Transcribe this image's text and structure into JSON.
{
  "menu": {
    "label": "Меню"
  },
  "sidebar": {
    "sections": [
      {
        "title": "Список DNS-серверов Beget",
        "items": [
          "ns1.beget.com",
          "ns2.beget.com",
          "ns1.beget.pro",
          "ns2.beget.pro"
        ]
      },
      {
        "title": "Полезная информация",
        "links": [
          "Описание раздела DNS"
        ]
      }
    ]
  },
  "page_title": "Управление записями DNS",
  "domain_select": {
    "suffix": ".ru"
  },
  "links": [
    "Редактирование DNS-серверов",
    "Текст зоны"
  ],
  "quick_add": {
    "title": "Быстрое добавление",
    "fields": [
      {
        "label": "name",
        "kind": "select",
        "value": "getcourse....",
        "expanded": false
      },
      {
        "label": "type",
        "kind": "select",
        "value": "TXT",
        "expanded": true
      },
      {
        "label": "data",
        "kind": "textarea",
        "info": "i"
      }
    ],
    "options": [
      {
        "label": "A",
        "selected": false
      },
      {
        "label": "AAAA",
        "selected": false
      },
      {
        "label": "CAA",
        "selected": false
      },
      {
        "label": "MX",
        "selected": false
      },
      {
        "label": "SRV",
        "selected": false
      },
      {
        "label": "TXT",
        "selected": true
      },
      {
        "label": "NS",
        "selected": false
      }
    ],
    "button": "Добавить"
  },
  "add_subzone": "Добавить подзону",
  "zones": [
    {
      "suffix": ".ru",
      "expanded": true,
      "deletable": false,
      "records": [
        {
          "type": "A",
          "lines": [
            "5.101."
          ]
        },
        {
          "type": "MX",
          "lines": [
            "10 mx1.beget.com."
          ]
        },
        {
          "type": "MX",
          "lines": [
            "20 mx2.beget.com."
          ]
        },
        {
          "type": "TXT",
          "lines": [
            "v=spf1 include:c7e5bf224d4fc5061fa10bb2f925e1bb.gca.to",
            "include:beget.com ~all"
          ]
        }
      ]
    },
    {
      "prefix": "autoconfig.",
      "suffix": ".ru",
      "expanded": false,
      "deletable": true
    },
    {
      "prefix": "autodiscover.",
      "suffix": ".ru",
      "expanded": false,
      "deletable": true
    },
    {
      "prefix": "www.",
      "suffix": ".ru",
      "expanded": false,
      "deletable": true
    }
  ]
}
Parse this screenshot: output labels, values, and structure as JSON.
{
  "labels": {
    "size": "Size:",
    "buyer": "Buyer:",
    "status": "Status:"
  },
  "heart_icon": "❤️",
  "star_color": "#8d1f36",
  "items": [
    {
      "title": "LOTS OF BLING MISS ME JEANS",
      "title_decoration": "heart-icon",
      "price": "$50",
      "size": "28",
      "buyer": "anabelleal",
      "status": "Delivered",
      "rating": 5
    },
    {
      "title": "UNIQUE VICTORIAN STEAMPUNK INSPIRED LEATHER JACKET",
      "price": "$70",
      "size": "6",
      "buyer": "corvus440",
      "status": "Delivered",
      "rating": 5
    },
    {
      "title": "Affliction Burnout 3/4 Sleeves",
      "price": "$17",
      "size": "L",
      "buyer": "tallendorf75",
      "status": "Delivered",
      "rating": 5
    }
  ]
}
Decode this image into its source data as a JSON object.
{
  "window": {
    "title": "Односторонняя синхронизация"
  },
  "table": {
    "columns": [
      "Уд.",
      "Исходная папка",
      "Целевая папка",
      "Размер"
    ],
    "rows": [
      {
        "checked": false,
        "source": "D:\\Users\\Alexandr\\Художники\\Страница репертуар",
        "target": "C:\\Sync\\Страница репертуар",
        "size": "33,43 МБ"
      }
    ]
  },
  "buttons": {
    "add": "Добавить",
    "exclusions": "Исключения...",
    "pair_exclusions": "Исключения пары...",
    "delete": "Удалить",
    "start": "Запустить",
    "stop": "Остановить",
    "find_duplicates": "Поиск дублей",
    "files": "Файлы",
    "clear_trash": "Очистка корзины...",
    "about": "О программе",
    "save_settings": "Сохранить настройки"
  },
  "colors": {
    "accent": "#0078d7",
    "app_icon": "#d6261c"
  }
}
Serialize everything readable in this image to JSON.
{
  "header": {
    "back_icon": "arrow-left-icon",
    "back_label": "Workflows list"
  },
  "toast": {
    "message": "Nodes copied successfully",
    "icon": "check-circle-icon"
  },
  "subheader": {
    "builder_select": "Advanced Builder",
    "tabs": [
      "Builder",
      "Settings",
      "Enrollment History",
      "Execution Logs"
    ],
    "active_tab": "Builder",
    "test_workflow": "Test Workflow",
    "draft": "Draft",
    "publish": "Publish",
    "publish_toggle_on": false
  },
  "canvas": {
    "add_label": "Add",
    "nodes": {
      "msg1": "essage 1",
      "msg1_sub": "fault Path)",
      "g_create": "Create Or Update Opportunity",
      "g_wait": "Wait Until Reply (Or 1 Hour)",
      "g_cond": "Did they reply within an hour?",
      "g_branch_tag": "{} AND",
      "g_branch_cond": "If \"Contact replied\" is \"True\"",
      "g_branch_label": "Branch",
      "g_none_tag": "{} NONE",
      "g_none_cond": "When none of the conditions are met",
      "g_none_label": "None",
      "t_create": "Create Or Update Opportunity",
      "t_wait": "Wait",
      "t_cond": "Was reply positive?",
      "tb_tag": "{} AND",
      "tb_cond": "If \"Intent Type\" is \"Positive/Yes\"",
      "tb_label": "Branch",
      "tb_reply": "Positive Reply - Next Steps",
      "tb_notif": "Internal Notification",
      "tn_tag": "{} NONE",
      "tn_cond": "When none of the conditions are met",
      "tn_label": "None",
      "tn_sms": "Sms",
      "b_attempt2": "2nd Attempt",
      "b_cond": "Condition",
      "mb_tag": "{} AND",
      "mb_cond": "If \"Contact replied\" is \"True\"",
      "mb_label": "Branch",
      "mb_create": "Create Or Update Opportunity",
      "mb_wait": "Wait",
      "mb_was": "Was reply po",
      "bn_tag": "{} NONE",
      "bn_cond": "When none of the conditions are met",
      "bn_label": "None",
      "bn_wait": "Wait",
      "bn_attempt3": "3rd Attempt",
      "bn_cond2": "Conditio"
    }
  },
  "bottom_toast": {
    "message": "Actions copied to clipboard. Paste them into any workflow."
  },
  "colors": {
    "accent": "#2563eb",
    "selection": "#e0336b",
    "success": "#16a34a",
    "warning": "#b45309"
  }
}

§ WHAT IS REQUIRED:
Copy each record from above exactly, and include every line.

§ COMPLETE ANSWER:
Transcribe this image's text and structure into JSON.
{
  "menu": {
    "label": "Меню"
  },
  "sidebar": {
    "sections": [
      {
        "title": "Список DNS-серверов Beget",
        "items": [
          "ns1.beget.com",
          "ns2.beget.com",
          "ns1.beget.pro",
          "ns2.beget.pro"
        ]
      },
      {
        "title": "Полезная информация",
        "links": [
          "Описание раздела DNS"
        ]
      }
    ]
  },
  "page_title": "Управление записями DNS",
  "domain_select": {
    "suffix": ".ru"
  },
  "links": [
    "Редактирование DNS-серверов",
    "Текст зоны"
  ],
  "quick_add": {
    "title": "Быстрое добавление",
    "fields": [
      {
        "label": "name",
        "kind": "select",
        "value": "getcourse....",
        "expanded": false
      },
      {
        "label": "type",
        "kind": "select",
        "value": "TXT",
        "expanded": true
      },
      {
        "label": "data",
        "kind": "textarea",
        "info": "i"
      }
    ],
    "options": [
      {
        "label": "A",
        "selected": false
      },
      {
        "label": "AAAA",
        "selected": false
      },
      {
        "label": "CAA",
        "selected": false
      },
      {
        "label": "MX",
        "selected": false
      },
      {
        "label": "SRV",
        "selected": false
      },
      {
        "label": "TXT",
        "selected": true
      },
      {
        "label": "NS",
        "selected": false
      }
    ],
    "button": "Добавить"
  },
  "add_subzone": "Добавить подзону",
  "zones": [
    {
      "suffix": ".ru",
      "expanded": true,
      "deletable": false,
      "records": [
        {
          "type": "A",
          "lines": [
            "5.101."
          ]
        },
        {
          "type": "MX",
          "lines": [
            "10 mx1.beget.com."
          ]
        },
        {
          "type": "MX",
          "lines": [
            "20 mx2.beget.com."
          ]
        },
        {
          "type": "TXT",
          "lines": [
            "v=spf1 include:c7e5bf224d4fc5061fa10bb2f925e1bb.gca.to",
            "include:beget.com ~all"
          ]
        }
      ]
    },
    {
      "prefix": "autoconfig.",
      "suffix": ".ru",
      "expanded": false,
      "deletable": true
    },
    {
      "prefix": "autodiscover.",
      "suffix": ".ru",
      "expanded": false,
      "deletable": true
    },
    {
      "prefix": "www.",
      "suffix": ".ru",
      "expanded": false,
      "deletable": true
    }
  ]
}
Parse this screenshot: output labels, values, and structure as JSON.
{
  "labels": {
    "size": "Size:",
    "buyer": "Buyer:",
    "status": "Status:"
  },
  "heart_icon": "❤️",
  "star_color": "#8d1f36",
  "items": [
    {
      "title": "LOTS OF BLING MISS ME JEANS",
      "title_decoration": "heart-icon",
      "price": "$50",
      "size": "28",
      "buyer": "anabelleal",
      "status": "Delivered",
      "rating": 5
    },
    {
      "title": "UNIQUE VICTORIAN STEAMPUNK INSPIRED LEATHER JACKET",
      "price": "$70",
      "size": "6",
      "buyer": "corvus440",
      "status": "Delivered",
      "rating": 5
    },
    {
      "title": "Affliction Burnout 3/4 Sleeves",
      "price": "$17",
      "size": "L",
      "buyer": "tallendorf75",
      "status": "Delivered",
      "rating": 5
    }
  ]
}
Decode this image into its source data as a JSON object.
{
  "window": {
    "title": "Односторонняя синхронизация"
  },
  "table": {
    "columns": [
      "Уд.",
      "Исходная папка",
      "Целевая папка",
      "Размер"
    ],
    "rows": [
      {
        "checked": false,
        "source": "D:\\Users\\Alexandr\\Художники\\Страница репертуар",
        "target": "C:\\Sync\\Страница репертуар",
        "size": "33,43 МБ"
      }
    ]
  },
  "buttons": {
    "add": "Добавить",
    "exclusions": "Исключения...",
    "pair_exclusions": "Исключения пары...",
    "delete": "Удалить",
    "start": "Запустить",
    "stop": "Остановить",
    "find_duplicates": "Поиск дублей",
    "files": "Файлы",
    "clear_trash": "Очистка корзины...",
    "about": "О программе",
    "save_settings": "Сохранить настройки"
  },
  "colors": {
    "accent": "#0078d7",
    "app_icon": "#d6261c"
  }
}
Serialize everything readable in this image to JSON.
{
  "header": {
    "back_icon": "arrow-left-icon",
    "back_label": "Workflows list"
  },
  "toast": {
    "message": "Nodes copied successfully",
    "icon": "check-circle-icon"
  },
  "subheader": {
    "builder_select": "Advanced Builder",
    "tabs": [
      "Builder",
      "Settings",
      "Enrollment History",
      "Execution Logs"
    ],
    "active_tab": "Builder",
    "test_workflow": "Test Workflow",
    "draft": "Draft",
    "publish": "Publish",
    "publish_toggle_on": false
  },
  "canvas": {
    "add_label": "Add",
    "nodes": {
      "msg1": "essage 1",
      "msg1_sub": "fault Path)",
      "g_create": "Create Or Update Opportunity",
      "g_wait": "Wait Until Reply (Or 1 Hour)",
      "g_cond": "Did they reply within an hour?",
      "g_branch_tag": "{} AND",
      "g_branch_cond": "If \"Contact replied\" is \"True\"",
      "g_branch_label": "Branch",
      "g_none_tag": "{} NONE",
      "g_none_cond": "When none of the conditions are met",
      "g_none_label": "None",
      "t_create": "Create Or Update Opportunity",
      "t_wait": "Wait",
      "t_cond": "Was reply positive?",
      "tb_tag": "{} AND",
      "tb_cond": "If \"Intent Type\" is \"Positive/Yes\"",
      "tb_label": "Branch",
      "tb_reply": "Positive Reply - Next Steps",
      "tb_notif": "Internal Notification",
      "tn_tag": "{} NONE",
      "tn_cond": "When none of the conditions are met",
      "tn_label": "None",
      "tn_sms": "Sms",
      "b_attempt2": "2nd Attempt",
      "b_cond": "Condition",
      "mb_tag": "{} AND",
      "mb_cond": "If \"Contact replied\" is \"True\"",
      "mb_label": "Branch",
      "mb_create": "Create Or Update Opportunity",
      "mb_wait": "Wait",
      "mb_was": "Was reply po",
      "bn_tag": "{} NONE",
      "bn_cond": "When none of the conditions are met",
      "bn_label": "None",
      "bn_wait": "Wait",
      "bn_attempt3": "3rd Attempt",
      "bn_cond2": "Conditio"
    }
  },
  "bottom_toast": {
    "message": "Actions copied to clipboard. Paste them into any workflow."
  },
  "colors": {
    "accent": "#2563eb",
    "selection": "#e0336b",
    "success": "#16a34a",
    "warning": "#b45309"
  }
}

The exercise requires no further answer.